# Start of Material supplied

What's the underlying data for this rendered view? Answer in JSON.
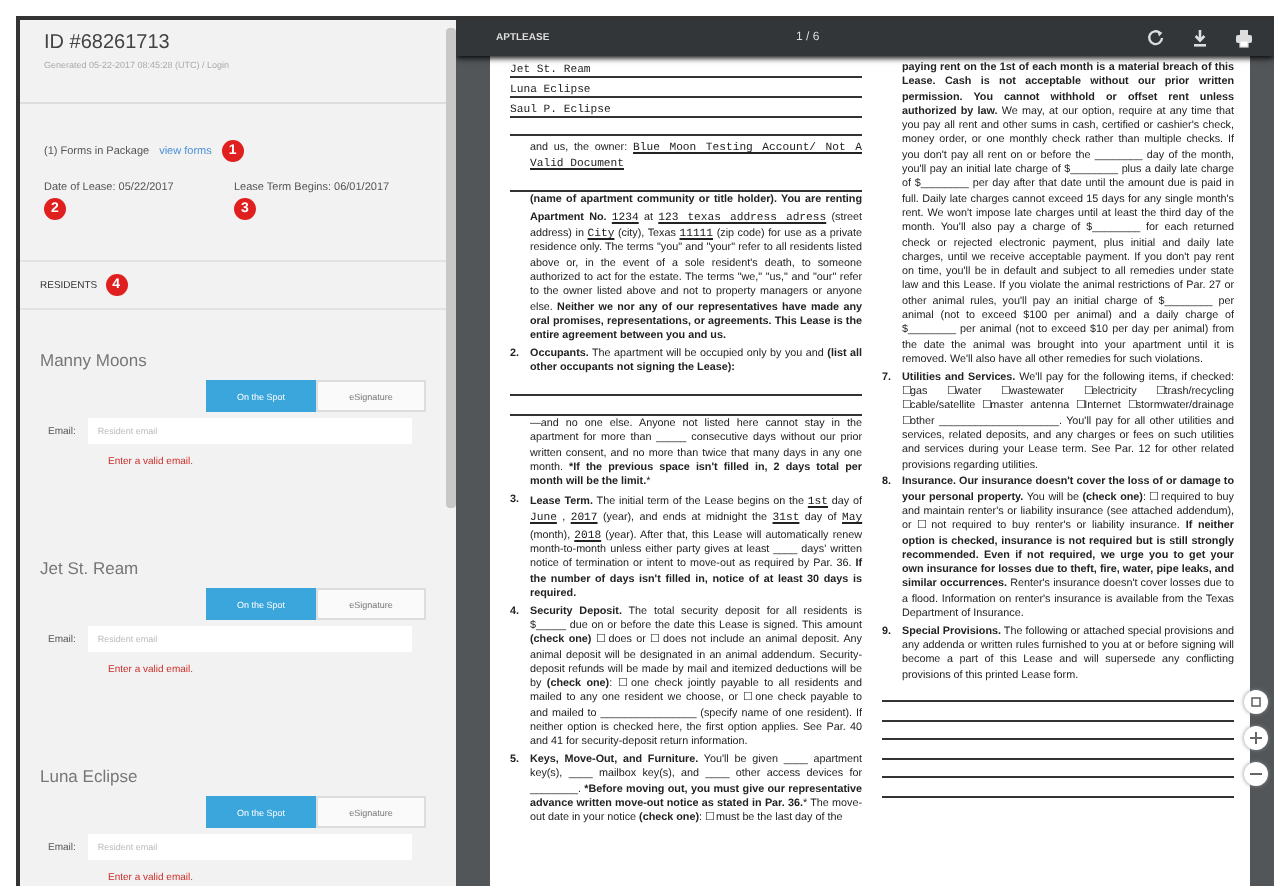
{
  "lease": {
    "id": "ID #68261713",
    "generated": "Generated 05-22-2017 08:45:28 (UTC) / Login",
    "forms_label": "(1) Forms in Package",
    "forms_link": "view forms",
    "date_of_lease_label": "Date of Lease:",
    "date_of_lease": "05/22/2017",
    "term_begins_label": "Lease Term Begins:",
    "term_begins": "06/01/2017",
    "residents_heading": "RESIDENTS"
  },
  "callouts": [
    "1",
    "2",
    "3",
    "4"
  ],
  "residents": [
    {
      "name": "Manny Moons",
      "options": [
        {
          "label": "On the Spot",
          "selected": true
        },
        {
          "label": "eSignature",
          "selected": false
        }
      ],
      "email_label": "Email:",
      "email_placeholder": "Resident email",
      "error": "Enter a valid email."
    },
    {
      "name": "Jet St. Ream",
      "options": [
        {
          "label": "On the Spot",
          "selected": true
        },
        {
          "label": "eSignature",
          "selected": false
        }
      ],
      "email_label": "Email:",
      "email_placeholder": "Resident email",
      "error": "Enter a valid email."
    },
    {
      "name": "Luna Eclipse",
      "options": [
        {
          "label": "On the Spot",
          "selected": true
        },
        {
          "label": "eSignature",
          "selected": false
        }
      ],
      "email_label": "Email:",
      "email_placeholder": "Resident email",
      "error": "Enter a valid email."
    }
  ],
  "viewer": {
    "title": "APTLEASE",
    "page": "1 / 6"
  },
  "document": {
    "columns": [
      [
        {
          "kind": "fill_line",
          "text": "Jet St. Ream"
        },
        {
          "kind": "fill_line",
          "text": "Luna Eclipse"
        },
        {
          "kind": "fill_line",
          "text": "Saul P. Eclipse"
        },
        {
          "kind": "rule"
        },
        {
          "kind": "para",
          "parts": [
            {
              "kind": "text",
              "text": "and us, the owner:"
            },
            {
              "kind": "fill",
              "text": "Blue Moon Testing Account/ Not A Valid Document"
            }
          ]
        },
        {
          "kind": "rule"
        },
        {
          "kind": "para",
          "parts": [
            {
              "kind": "text",
              "text": "**(name of apartment community or title holder). You are renting Apartment No.**"
            },
            {
              "kind": "fill",
              "text": "1234"
            },
            {
              "kind": "text",
              "text": "at"
            },
            {
              "kind": "fill",
              "text": "123 texas address adress"
            },
            {
              "kind": "text",
              "text": "(street address) in"
            },
            {
              "kind": "fill",
              "text": "City"
            },
            {
              "kind": "text",
              "text": "(city), Texas"
            },
            {
              "kind": "fill",
              "text": "11111"
            },
            {
              "kind": "text",
              "text": "(zip code) for use as a private residence only. The terms \"you\" and \"your\" refer to all residents listed above or, in the event of a sole resident's death, to someone authorized to act for the estate. The terms \"we,\" \"us,\" and \"our\" refer to the owner listed above and not to property managers or anyone else. **Neither we nor any of our representatives have made any oral promises, representations, or agreements. This Lease is the entire agreement between you and us.**"
            }
          ]
        },
        {
          "kind": "para",
          "number": "2.",
          "parts": [
            {
              "kind": "text",
              "text": "**Occupants.** The apartment will be occupied only by you and **(list all other occupants not signing the Lease):**"
            }
          ]
        },
        {
          "kind": "rule"
        },
        {
          "kind": "rule"
        },
        {
          "kind": "para",
          "parts": [
            {
              "kind": "text",
              "text": "—and no one else. Anyone not listed here cannot stay in the apartment for more than _____ consecutive days without our prior written consent, and no more than twice that many days in any one month. ***If the previous space isn't filled in, 2 days total per month will be the limit.***"
            }
          ]
        },
        {
          "kind": "para",
          "number": "3.",
          "parts": [
            {
              "kind": "text",
              "text": "**Lease Term.** The initial term of the Lease begins on the"
            },
            {
              "kind": "fill",
              "text": "1st"
            },
            {
              "kind": "text",
              "text": "day of"
            },
            {
              "kind": "fill",
              "text": "June"
            },
            {
              "kind": "text",
              "text": ","
            },
            {
              "kind": "fill",
              "text": "2017"
            },
            {
              "kind": "text",
              "text": "(year), and ends at midnight the"
            },
            {
              "kind": "fill",
              "text": "31st"
            },
            {
              "kind": "text",
              "text": "day of"
            },
            {
              "kind": "fill",
              "text": "May"
            },
            {
              "kind": "text",
              "text": "(month),"
            },
            {
              "kind": "fill",
              "text": "2018"
            },
            {
              "kind": "text",
              "text": "(year). After that, this Lease will automatically renew month-to-month unless either party gives at least ____ days' written notice of termination or intent to move-out as required by Par. 36. **If the number of days isn't filled in, notice of at least 30 days is required.**"
            }
          ]
        },
        {
          "kind": "para",
          "number": "4.",
          "parts": [
            {
              "kind": "text",
              "text": "**Security Deposit.** The total security deposit for all residents is $_____ due on or before the date this Lease is signed. This amount **(check one)** ☐ does or ☐ does not include an animal deposit. Any animal deposit will be designated in an animal addendum. Security-deposit refunds will be made by mail and itemized deductions will be by **(check one)**: ☐ one check jointly payable to all residents and mailed to any one resident we choose, or ☐ one check payable to and mailed to ________________ (specify name of one resident). If neither option is checked here, the first option applies. See Par. 40 and 41 for security-deposit return information."
            }
          ]
        },
        {
          "kind": "para",
          "number": "5.",
          "parts": [
            {
              "kind": "text",
              "text": "**Keys, Move-Out, and Furniture.** You'll be given ____ apartment key(s), ____ mailbox key(s), and ____ other access devices for ________. ***Before moving out, you must give our representative advance written move-out notice as stated in Par. 36.*** The move-out date in your notice **(check one)**: ☐ must be the last day of the"
            }
          ]
        }
      ],
      [
        {
          "kind": "para",
          "parts": [
            {
              "kind": "text",
              "text": "**paying rent on the 1st of each month is a material breach of this Lease. Cash is not acceptable without our prior written permission. You cannot withhold or offset rent unless authorized by law.** We may, at our option, require at any time that you pay all rent and other sums in cash, certified or cashier's check, money order, or one monthly check rather than multiple checks. If you don't pay all rent on or before the ________ day of the month, you'll pay an initial late charge of $________ plus a daily late charge of $________ per day after that date until the amount due is paid in full. Daily late charges cannot exceed 15 days for any single month's rent. We won't impose late charges until at least the third day of the month. You'll also pay a charge of $________ for each returned check or rejected electronic payment, plus initial and daily late charges, until we receive acceptable payment. If you don't pay rent on time, you'll be in default and subject to all remedies under state law and this Lease. If you violate the animal restrictions of Par. 27 or other animal rules, you'll pay an initial charge of $________ per animal (not to exceed $100 per animal) and a daily charge of $________ per animal (not to exceed $10 per day per animal) from the date the animal was brought into your apartment until it is removed. We'll also have all other remedies for such violations."
            }
          ]
        },
        {
          "kind": "para",
          "number": "7.",
          "parts": [
            {
              "kind": "text",
              "text": "**Utilities and Services.** We'll pay for the following items, if checked: ☐gas ☐water ☐wastewater ☐electricity ☐trash/recycling ☐cable/satellite ☐master antenna ☐Internet ☐stormwater/drainage ☐other ____________________. You'll pay for all other utilities and services, related deposits, and any charges or fees on such utilities and services during your Lease term. See Par. 12 for other related provisions regarding utilities."
            }
          ]
        },
        {
          "kind": "para",
          "number": "8.",
          "parts": [
            {
              "kind": "text",
              "text": "**Insurance. Our insurance doesn't cover the loss of or damage to your personal property.** You will be **(check one)**: ☐ required to buy and maintain renter's or liability insurance (see attached addendum), or ☐ not required to buy renter's or liability insurance. **If neither option is checked, insurance is not required but is still strongly recommended. Even if not required, we urge you to get your own insurance for losses due to theft, fire, water, pipe leaks, and similar occurrences.** Renter's insurance doesn't cover losses due to a flood. Information on renter's insurance is available from the Texas Department of Insurance."
            }
          ]
        },
        {
          "kind": "para",
          "number": "9.",
          "parts": [
            {
              "kind": "text",
              "text": "**Special Provisions.** The following or attached special provisions and any addenda or written rules furnished to you at or before signing will become a part of this Lease and will supersede any conflicting provisions of this printed Lease form."
            }
          ]
        },
        {
          "kind": "rule"
        },
        {
          "kind": "rule"
        },
        {
          "kind": "rule"
        },
        {
          "kind": "rule"
        },
        {
          "kind": "rule"
        },
        {
          "kind": "rule"
        }
      ]
    ]
  }
}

# End of Material supplied

**What to produce**
Select the lines that carry the string "notice" and copy them.

**The response**
              "text": "(year). After that, this Lease will automatically renew month-to-month unless either party gives at least ____ days' written notice of termination or intent to move-out as required by Par. 36. **If the number of days isn't filled in, notice of at least 30 days is required.**"
              "text": "**Keys, Move-Out, and Furniture.** You'll be given ____ apartment key(s), ____ mailbox key(s), and ____ other access devices for ________. ***Before moving out, you must give our representative advance written move-out notice as stated in Par. 36.*** The move-out date in your notice **(check one)**: ☐ must be the last day of the"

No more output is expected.